(What is being asked)
Your task is to give the listing below back word for word, pictures excluded.

(Material supplied)

____

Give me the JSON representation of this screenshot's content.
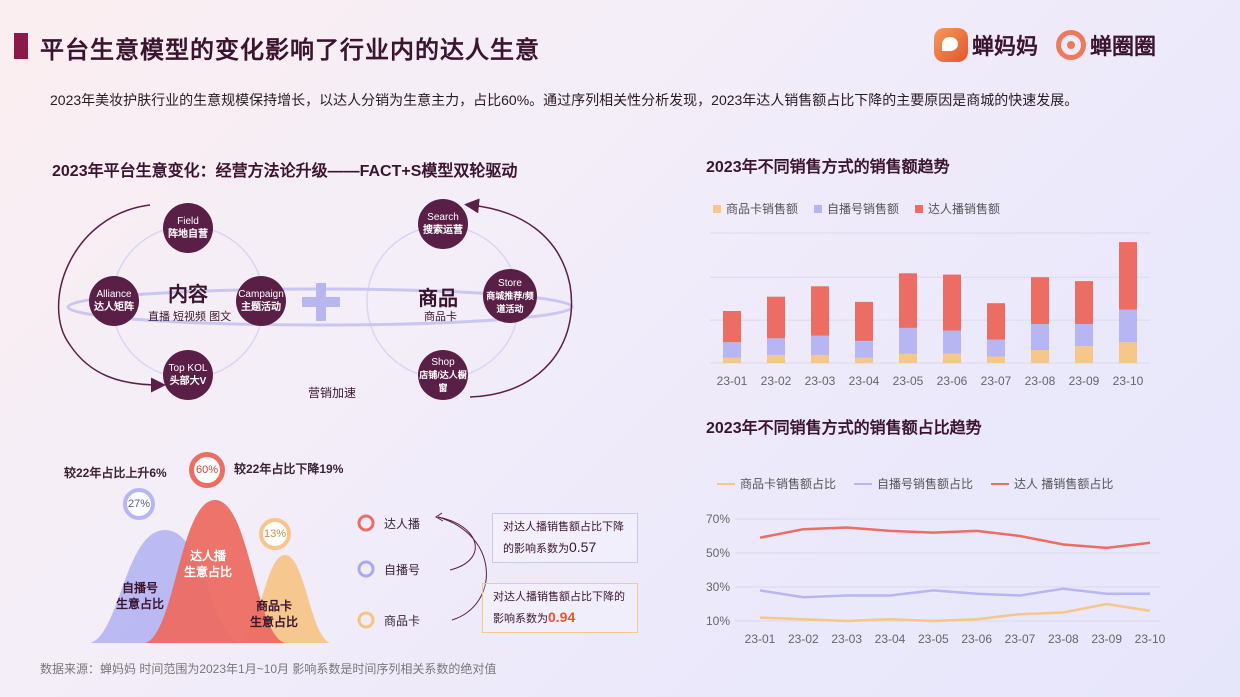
{
  "header": {
    "title": "平台生意模型的变化影响了行业内的达人生意",
    "logos": [
      "蝉妈妈",
      "蝉圈圈"
    ],
    "summary": "2023年美妆护肤行业的生意规模保持增长，以达人分销为生意主力，占比60%。通过序列相关性分析发现，2023年达人销售额占比下降的主要原因是商城的快速发展。"
  },
  "model": {
    "title": "2023年平台生意变化：经营方法论升级——FACT+S模型双轮驱动",
    "left_circle": {
      "label": "内容",
      "sub": "直播 短视频 图文",
      "nodes": [
        {
          "en": "Field",
          "cn": "阵地自营"
        },
        {
          "en": "Alliance",
          "cn": "达人矩阵"
        },
        {
          "en": "Campaign",
          "cn": "主题活动"
        },
        {
          "en": "Top KOL",
          "cn": "头部大V"
        }
      ]
    },
    "right_circle": {
      "label": "商品",
      "sub": "商品卡",
      "nodes": [
        {
          "en": "Search",
          "cn": "搜索运营"
        },
        {
          "en": "Store",
          "cn": "商城推荐/频道活动"
        },
        {
          "en": "Shop",
          "cn": "店铺/达人橱窗"
        }
      ]
    },
    "connector": "营销加速"
  },
  "share": {
    "left_annot": "较22年占比上升6%",
    "right_annot": "较22年占比下降19%",
    "mountains": [
      {
        "name": "自播号生意占比",
        "label_l1": "自播号",
        "label_l2": "生意占比",
        "pct": "27%",
        "color": "#b7b6f2"
      },
      {
        "name": "达人播生意占比",
        "label_l1": "达人播",
        "label_l2": "生意占比",
        "pct": "60%",
        "color": "#ec6d63"
      },
      {
        "name": "商品卡生意占比",
        "label_l1": "商品卡",
        "label_l2": "生意占比",
        "pct": "13%",
        "color": "#f6c68a"
      }
    ],
    "factors": [
      {
        "label": "达人播",
        "color": "#ec6d63"
      },
      {
        "label": "自播号",
        "color": "#a9a8f0"
      },
      {
        "label": "商品卡",
        "color": "#f5c580"
      }
    ],
    "note1_text": "对达人播销售额占比下降的影响系数为",
    "note1_value": "0.57",
    "note2_text": "对达人播销售额占比下降的影响系数为",
    "note2_value": "0.94"
  },
  "chart_data": [
    {
      "type": "bar",
      "title": "2023年不同销售方式的销售额趋势",
      "stacked": true,
      "categories": [
        "23-01",
        "23-02",
        "23-03",
        "23-04",
        "23-05",
        "23-06",
        "23-07",
        "23-08",
        "23-09",
        "23-10"
      ],
      "series": [
        {
          "name": "商品卡销售额",
          "color": "#f6c68a",
          "values": [
            4,
            6,
            6,
            4,
            7,
            7,
            5,
            10,
            13,
            16
          ]
        },
        {
          "name": "自播号销售额",
          "color": "#b7b6f2",
          "values": [
            12,
            13,
            15,
            13,
            20,
            18,
            13,
            20,
            17,
            25
          ]
        },
        {
          "name": "达人播销售额",
          "color": "#ec6d63",
          "values": [
            24,
            32,
            38,
            30,
            42,
            43,
            28,
            36,
            33,
            52
          ]
        }
      ],
      "ylim": [
        0,
        100
      ],
      "grid": true,
      "legend": "top-left"
    },
    {
      "type": "line",
      "title": "2023年不同销售方式的销售额占比趋势",
      "categories": [
        "23-01",
        "23-02",
        "23-03",
        "23-04",
        "23-05",
        "23-06",
        "23-07",
        "23-08",
        "23-09",
        "23-10"
      ],
      "series": [
        {
          "name": "商品卡销售额占比",
          "color": "#f6c68a",
          "values": [
            12,
            11,
            10,
            11,
            10,
            11,
            14,
            15,
            20,
            16
          ]
        },
        {
          "name": "自播号销售额占比",
          "color": "#b7b6f2",
          "values": [
            28,
            24,
            25,
            25,
            28,
            26,
            25,
            29,
            26,
            26
          ]
        },
        {
          "name": "达人 播销售额占比",
          "color": "#ec6d63",
          "values": [
            59,
            64,
            65,
            63,
            62,
            63,
            60,
            55,
            53,
            56
          ]
        }
      ],
      "yticks": [
        "70%",
        "50%",
        "30%",
        "10%"
      ],
      "ylim": [
        10,
        70
      ],
      "grid": true,
      "legend": "top-left"
    }
  ],
  "footer": "数据来源：蝉妈妈    时间范围为2023年1月~10月    影响系数是时间序列相关系数的绝对值"
}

____

(Task output)
Give me the JSON representation of this screenshot's content.
{
  "header": {
    "title": "平台生意模型的变化影响了行业内的达人生意",
    "logos": [
      "蝉妈妈",
      "蝉圈圈"
    ],
    "summary": "2023年美妆护肤行业的生意规模保持增长，以达人分销为生意主力，占比60%。通过序列相关性分析发现，2023年达人销售额占比下降的主要原因是商城的快速发展。"
  },
  "model": {
    "title": "2023年平台生意变化：经营方法论升级——FACT+S模型双轮驱动",
    "left_circle": {
      "label": "内容",
      "sub": "直播 短视频 图文",
      "nodes": [
        {
          "en": "Field",
          "cn": "阵地自营"
        },
        {
          "en": "Alliance",
          "cn": "达人矩阵"
        },
        {
          "en": "Campaign",
          "cn": "主题活动"
        },
        {
          "en": "Top KOL",
          "cn": "头部大V"
        }
      ]
    },
    "right_circle": {
      "label": "商品",
      "sub": "商品卡",
      "nodes": [
        {
          "en": "Search",
          "cn": "搜索运营"
        },
        {
          "en": "Store",
          "cn": "商城推荐/频道活动"
        },
        {
          "en": "Shop",
          "cn": "店铺/达人橱窗"
        }
      ]
    },
    "connector": "营销加速"
  },
  "share": {
    "left_annot": "较22年占比上升6%",
    "right_annot": "较22年占比下降19%",
    "mountains": [
      {
        "name": "自播号生意占比",
        "label_l1": "自播号",
        "label_l2": "生意占比",
        "pct": "27%",
        "color": "#b7b6f2"
      },
      {
        "name": "达人播生意占比",
        "label_l1": "达人播",
        "label_l2": "生意占比",
        "pct": "60%",
        "color": "#ec6d63"
      },
      {
        "name": "商品卡生意占比",
        "label_l1": "商品卡",
        "label_l2": "生意占比",
        "pct": "13%",
        "color": "#f6c68a"
      }
    ],
    "factors": [
      {
        "label": "达人播",
        "color": "#ec6d63"
      },
      {
        "label": "自播号",
        "color": "#a9a8f0"
      },
      {
        "label": "商品卡",
        "color": "#f5c580"
      }
    ],
    "note1_text": "对达人播销售额占比下降的影响系数为",
    "note1_value": "0.57",
    "note2_text": "对达人播销售额占比下降的影响系数为",
    "note2_value": "0.94"
  },
  "chart_data": [
    {
      "type": "bar",
      "title": "2023年不同销售方式的销售额趋势",
      "stacked": true,
      "categories": [
        "23-01",
        "23-02",
        "23-03",
        "23-04",
        "23-05",
        "23-06",
        "23-07",
        "23-08",
        "23-09",
        "23-10"
      ],
      "series": [
        {
          "name": "商品卡销售额",
          "color": "#f6c68a",
          "values": [
            4,
            6,
            6,
            4,
            7,
            7,
            5,
            10,
            13,
            16
          ]
        },
        {
          "name": "自播号销售额",
          "color": "#b7b6f2",
          "values": [
            12,
            13,
            15,
            13,
            20,
            18,
            13,
            20,
            17,
            25
          ]
        },
        {
          "name": "达人播销售额",
          "color": "#ec6d63",
          "values": [
            24,
            32,
            38,
            30,
            42,
            43,
            28,
            36,
            33,
            52
          ]
        }
      ],
      "ylim": [
        0,
        100
      ],
      "grid": true,
      "legend": "top-left"
    },
    {
      "type": "line",
      "title": "2023年不同销售方式的销售额占比趋势",
      "categories": [
        "23-01",
        "23-02",
        "23-03",
        "23-04",
        "23-05",
        "23-06",
        "23-07",
        "23-08",
        "23-09",
        "23-10"
      ],
      "series": [
        {
          "name": "商品卡销售额占比",
          "color": "#f6c68a",
          "values": [
            12,
            11,
            10,
            11,
            10,
            11,
            14,
            15,
            20,
            16
          ]
        },
        {
          "name": "自播号销售额占比",
          "color": "#b7b6f2",
          "values": [
            28,
            24,
            25,
            25,
            28,
            26,
            25,
            29,
            26,
            26
          ]
        },
        {
          "name": "达人 播销售额占比",
          "color": "#ec6d63",
          "values": [
            59,
            64,
            65,
            63,
            62,
            63,
            60,
            55,
            53,
            56
          ]
        }
      ],
      "yticks": [
        "70%",
        "50%",
        "30%",
        "10%"
      ],
      "ylim": [
        10,
        70
      ],
      "grid": true,
      "legend": "top-left"
    }
  ],
  "footer": "数据来源：蝉妈妈    时间范围为2023年1月~10月    影响系数是时间序列相关系数的绝对值"
}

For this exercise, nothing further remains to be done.